'''

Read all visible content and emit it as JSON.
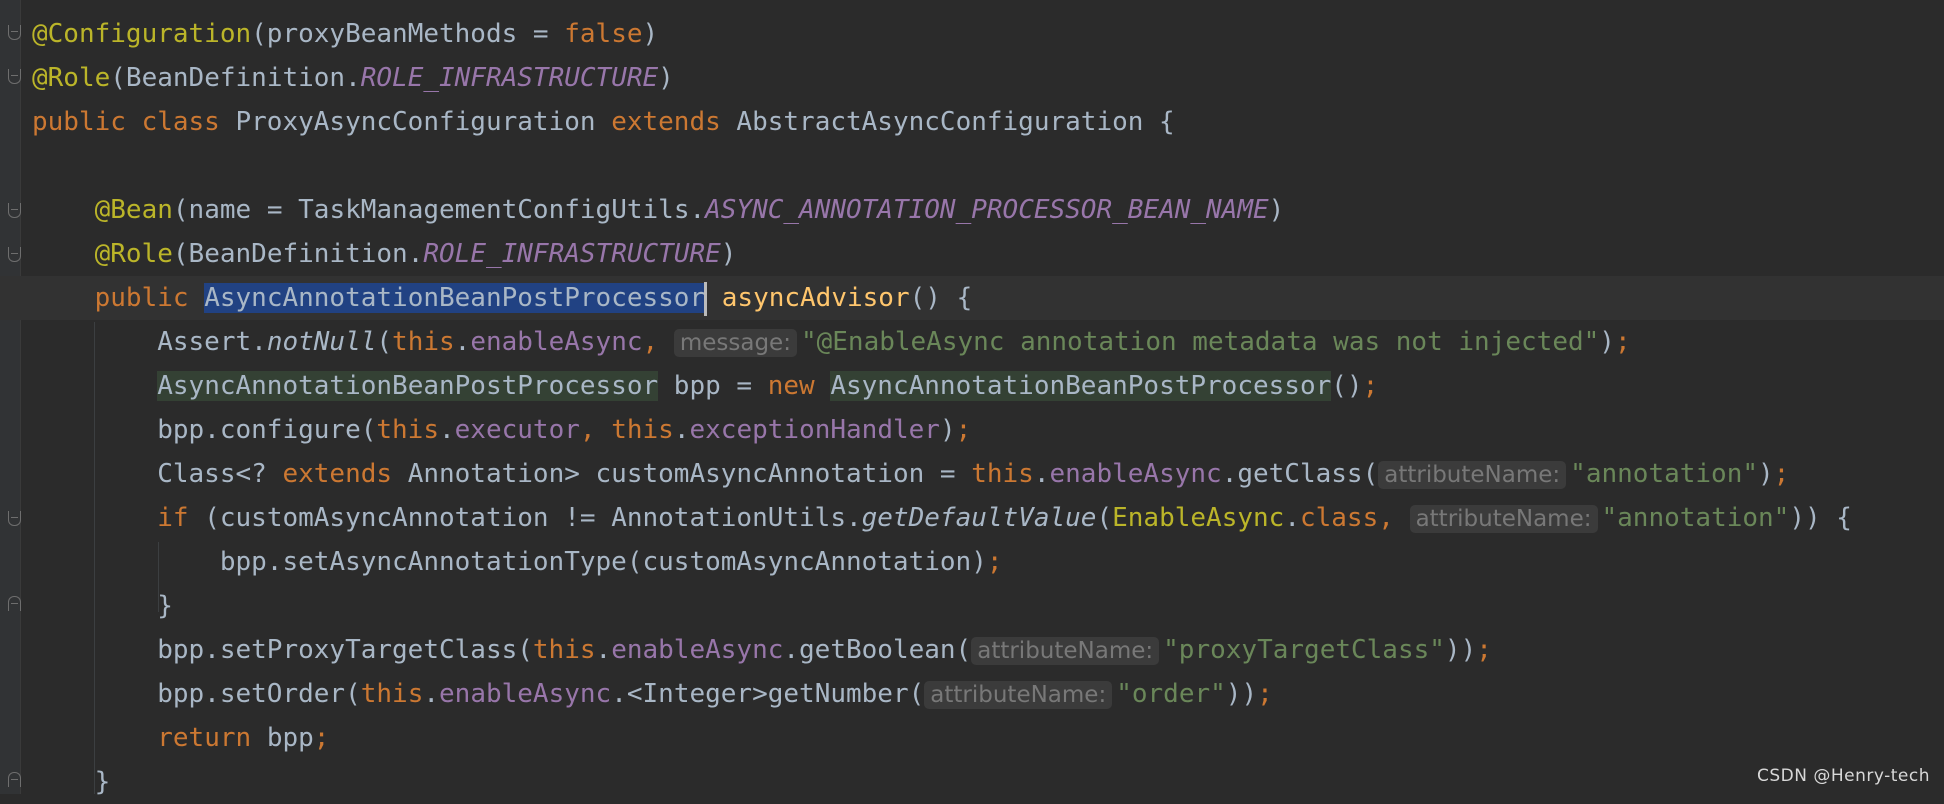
{
  "editor": {
    "lines": [
      {
        "tokens": [
          {
            "t": "@Configuration",
            "c": "ann"
          },
          {
            "t": "(proxyBeanMethods = "
          },
          {
            "t": "false",
            "c": "kw"
          },
          {
            "t": ")"
          }
        ]
      },
      {
        "tokens": [
          {
            "t": "@Role",
            "c": "ann"
          },
          {
            "t": "(BeanDefinition."
          },
          {
            "t": "ROLE_INFRASTRUCTURE",
            "c": "cst"
          },
          {
            "t": ")"
          }
        ]
      },
      {
        "tokens": [
          {
            "t": "public class ",
            "c": "kw"
          },
          {
            "t": "ProxyAsyncConfiguration "
          },
          {
            "t": "extends ",
            "c": "kw"
          },
          {
            "t": "AbstractAsyncConfiguration {"
          }
        ]
      },
      {
        "tokens": []
      },
      {
        "tokens": [
          {
            "t": "    "
          },
          {
            "t": "@Bean",
            "c": "ann"
          },
          {
            "t": "(name = TaskManagementConfigUtils."
          },
          {
            "t": "ASYNC_ANNOTATION_PROCESSOR_BEAN_NAME",
            "c": "cst"
          },
          {
            "t": ")"
          }
        ]
      },
      {
        "tokens": [
          {
            "t": "    "
          },
          {
            "t": "@Role",
            "c": "ann"
          },
          {
            "t": "(BeanDefinition."
          },
          {
            "t": "ROLE_INFRASTRUCTURE",
            "c": "cst"
          },
          {
            "t": ")"
          }
        ]
      },
      {
        "current": true,
        "tokens": [
          {
            "t": "    "
          },
          {
            "t": "public ",
            "c": "kw"
          },
          {
            "t": "AsyncAnnotationBeanPostProcessor",
            "c": "sel"
          },
          {
            "caret": true
          },
          {
            "t": " "
          },
          {
            "t": "asyncAdvisor",
            "c": "mth"
          },
          {
            "t": "() {"
          }
        ]
      },
      {
        "tokens": [
          {
            "t": "        Assert."
          },
          {
            "t": "notNull",
            "c": "ita"
          },
          {
            "t": "("
          },
          {
            "t": "this",
            "c": "kw"
          },
          {
            "t": "."
          },
          {
            "t": "enableAsync",
            "c": "fld"
          },
          {
            "t": ", ",
            "c": "kw"
          },
          {
            "t": "message:",
            "c": "hint"
          },
          {
            "t": "\"@EnableAsync annotation metadata was not injected\"",
            "c": "str"
          },
          {
            "t": ")"
          },
          {
            "t": ";",
            "c": "kw"
          }
        ]
      },
      {
        "tokens": [
          {
            "t": "        "
          },
          {
            "t": "AsyncAnnotationBeanPostProcessor",
            "c": "ref"
          },
          {
            "t": " bpp = "
          },
          {
            "t": "new ",
            "c": "kw"
          },
          {
            "t": "AsyncAnnotationBeanPostProcessor",
            "c": "ref"
          },
          {
            "t": "()"
          },
          {
            "t": ";",
            "c": "kw"
          }
        ]
      },
      {
        "tokens": [
          {
            "t": "        bpp.configure("
          },
          {
            "t": "this",
            "c": "kw"
          },
          {
            "t": "."
          },
          {
            "t": "executor",
            "c": "fld"
          },
          {
            "t": ", ",
            "c": "kw"
          },
          {
            "t": "this",
            "c": "kw"
          },
          {
            "t": "."
          },
          {
            "t": "exceptionHandler",
            "c": "fld"
          },
          {
            "t": ")"
          },
          {
            "t": ";",
            "c": "kw"
          }
        ]
      },
      {
        "tokens": [
          {
            "t": "        Class<? "
          },
          {
            "t": "extends ",
            "c": "kw"
          },
          {
            "t": "Annotation> customAsyncAnnotation = "
          },
          {
            "t": "this",
            "c": "kw"
          },
          {
            "t": "."
          },
          {
            "t": "enableAsync",
            "c": "fld"
          },
          {
            "t": ".getClass("
          },
          {
            "t": "attributeName:",
            "c": "hint"
          },
          {
            "t": "\"annotation\"",
            "c": "str"
          },
          {
            "t": ")"
          },
          {
            "t": ";",
            "c": "kw"
          }
        ]
      },
      {
        "tokens": [
          {
            "t": "        "
          },
          {
            "t": "if ",
            "c": "kw"
          },
          {
            "t": "(customAsyncAnnotation != AnnotationUtils."
          },
          {
            "t": "getDefaultValue",
            "c": "ita"
          },
          {
            "t": "("
          },
          {
            "t": "EnableAsync",
            "c": "ann"
          },
          {
            "t": "."
          },
          {
            "t": "class",
            "c": "kw"
          },
          {
            "t": ", ",
            "c": "kw"
          },
          {
            "t": "attributeName:",
            "c": "hint"
          },
          {
            "t": "\"annotation\"",
            "c": "str"
          },
          {
            "t": ")) {"
          }
        ]
      },
      {
        "tokens": [
          {
            "t": "            bpp.setAsyncAnnotationType(customAsyncAnnotation)"
          },
          {
            "t": ";",
            "c": "kw"
          }
        ]
      },
      {
        "tokens": [
          {
            "t": "        }"
          }
        ]
      },
      {
        "tokens": [
          {
            "t": "        bpp.setProxyTargetClass("
          },
          {
            "t": "this",
            "c": "kw"
          },
          {
            "t": "."
          },
          {
            "t": "enableAsync",
            "c": "fld"
          },
          {
            "t": ".getBoolean("
          },
          {
            "t": "attributeName:",
            "c": "hint"
          },
          {
            "t": "\"proxyTargetClass\"",
            "c": "str"
          },
          {
            "t": "))"
          },
          {
            "t": ";",
            "c": "kw"
          }
        ]
      },
      {
        "tokens": [
          {
            "t": "        bpp.setOrder("
          },
          {
            "t": "this",
            "c": "kw"
          },
          {
            "t": "."
          },
          {
            "t": "enableAsync",
            "c": "fld"
          },
          {
            "t": ".<Integer>getNumber("
          },
          {
            "t": "attributeName:",
            "c": "hint"
          },
          {
            "t": "\"order\"",
            "c": "str"
          },
          {
            "t": "))"
          },
          {
            "t": ";",
            "c": "kw"
          }
        ]
      },
      {
        "tokens": [
          {
            "t": "        "
          },
          {
            "t": "return ",
            "c": "kw"
          },
          {
            "t": "bpp"
          },
          {
            "t": ";",
            "c": "kw"
          }
        ]
      },
      {
        "tokens": [
          {
            "t": "    }"
          }
        ]
      }
    ]
  },
  "watermark": "CSDN @Henry-tech",
  "colors": {
    "background": "#2b2b2b",
    "keyword": "#cc7832",
    "annotation": "#bbb529",
    "string": "#6a8759",
    "constant": "#9876aa",
    "method": "#ffc66d",
    "selection": "#214283"
  }
}
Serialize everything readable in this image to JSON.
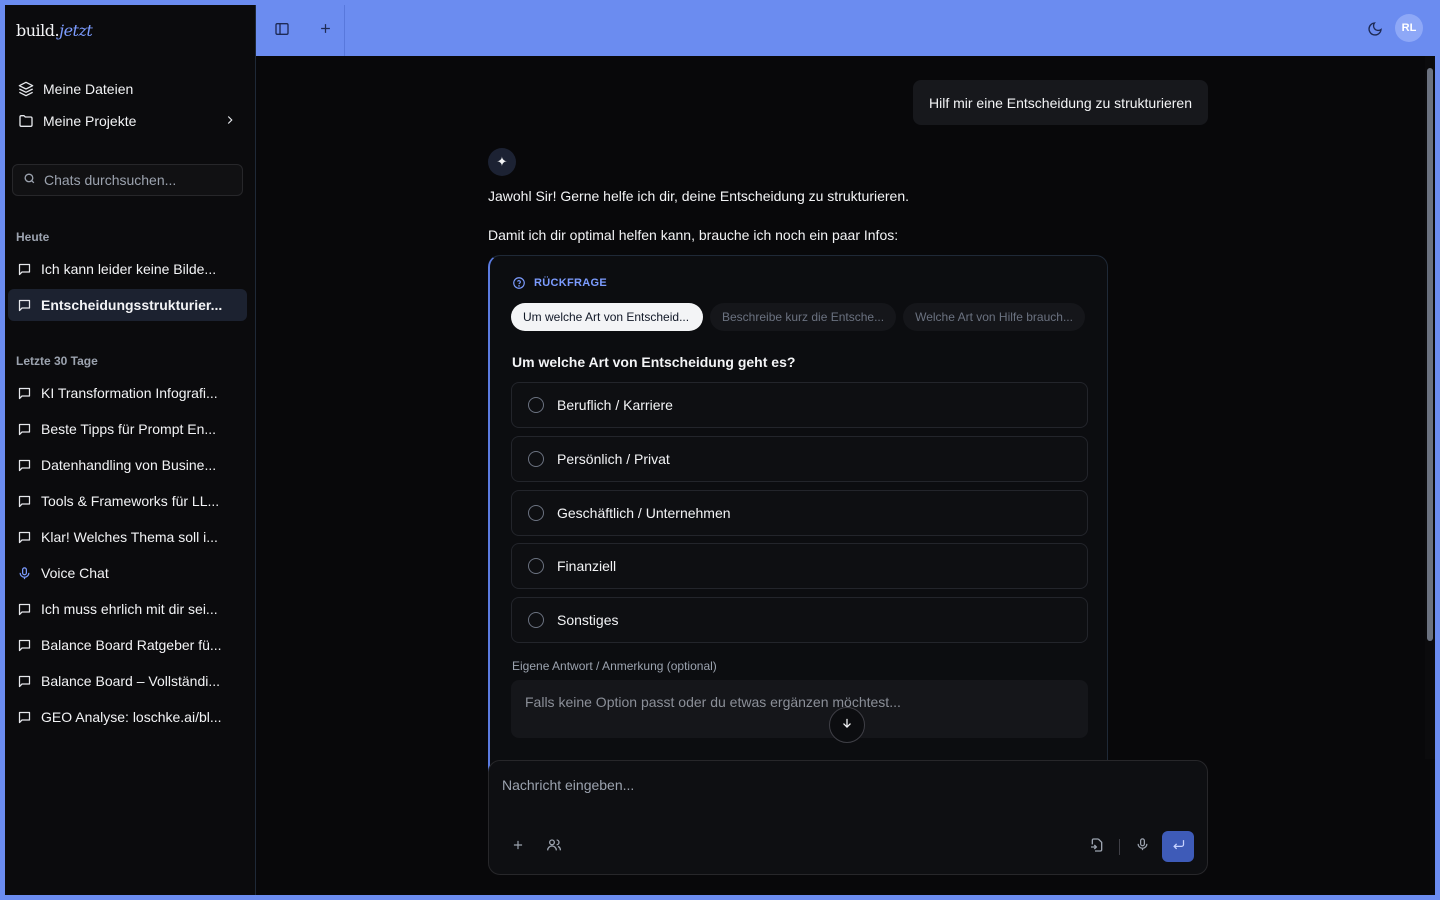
{
  "brand": {
    "name": "build",
    "accent": "jetzt"
  },
  "nav": {
    "files": "Meine Dateien",
    "projects": "Meine Projekte"
  },
  "search": {
    "placeholder": "Chats durchsuchen..."
  },
  "sections": {
    "today": "Heute",
    "last30": "Letzte 30 Tage"
  },
  "chats_today": [
    {
      "label": "Ich kann leider keine Bilde...",
      "icon": "chat-bubble-icon"
    },
    {
      "label": "Entscheidungsstrukturier...",
      "icon": "chat-bubble-icon",
      "active": true
    }
  ],
  "chats_last30": [
    {
      "label": "KI Transformation Infografi...",
      "icon": "chat-bubble-icon"
    },
    {
      "label": "Beste Tipps für Prompt En...",
      "icon": "chat-bubble-icon"
    },
    {
      "label": "Datenhandling von Busine...",
      "icon": "chat-bubble-icon"
    },
    {
      "label": "Tools & Frameworks für LL...",
      "icon": "chat-bubble-icon"
    },
    {
      "label": "Klar! Welches Thema soll i...",
      "icon": "chat-bubble-icon"
    },
    {
      "label": "Voice Chat",
      "icon": "microphone-icon"
    },
    {
      "label": "Ich muss ehrlich mit dir sei...",
      "icon": "chat-bubble-icon"
    },
    {
      "label": "Balance Board Ratgeber fü...",
      "icon": "chat-bubble-icon"
    },
    {
      "label": "Balance Board – Vollständi...",
      "icon": "chat-bubble-icon"
    },
    {
      "label": "GEO Analyse: loschke.ai/bl...",
      "icon": "chat-bubble-icon"
    }
  ],
  "user": {
    "initials": "RL"
  },
  "conversation": {
    "user_message": "Hilf mir eine Entscheidung zu strukturieren",
    "ai_intro": "Jawohl Sir! Gerne helfe ich dir, deine Entscheidung zu strukturieren.",
    "ai_followup": "Damit ich dir optimal helfen kann, brauche ich noch ein paar Infos:"
  },
  "question_card": {
    "label": "RÜCKFRAGE",
    "tabs": [
      "Um welche Art von Entscheid...",
      "Beschreibe kurz die Entsche...",
      "Welche Art von Hilfe brauch..."
    ],
    "question": "Um welche Art von Entscheidung geht es?",
    "options": [
      "Beruflich / Karriere",
      "Persönlich / Privat",
      "Geschäftlich / Unternehmen",
      "Finanziell",
      "Sonstiges"
    ],
    "own_answer_label": "Eigene Antwort / Anmerkung (optional)",
    "own_answer_placeholder": "Falls keine Option passt oder du etwas ergänzen möchtest..."
  },
  "composer": {
    "placeholder": "Nachricht eingeben..."
  },
  "colors": {
    "accent": "#6b8cf0",
    "send": "#3e5bb8",
    "background": "#08080a"
  }
}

'''

*TASK PROMPT*
How many lines of these entries hold the string "Board"? Answer with the number alone.

*RESULT BELOW*
2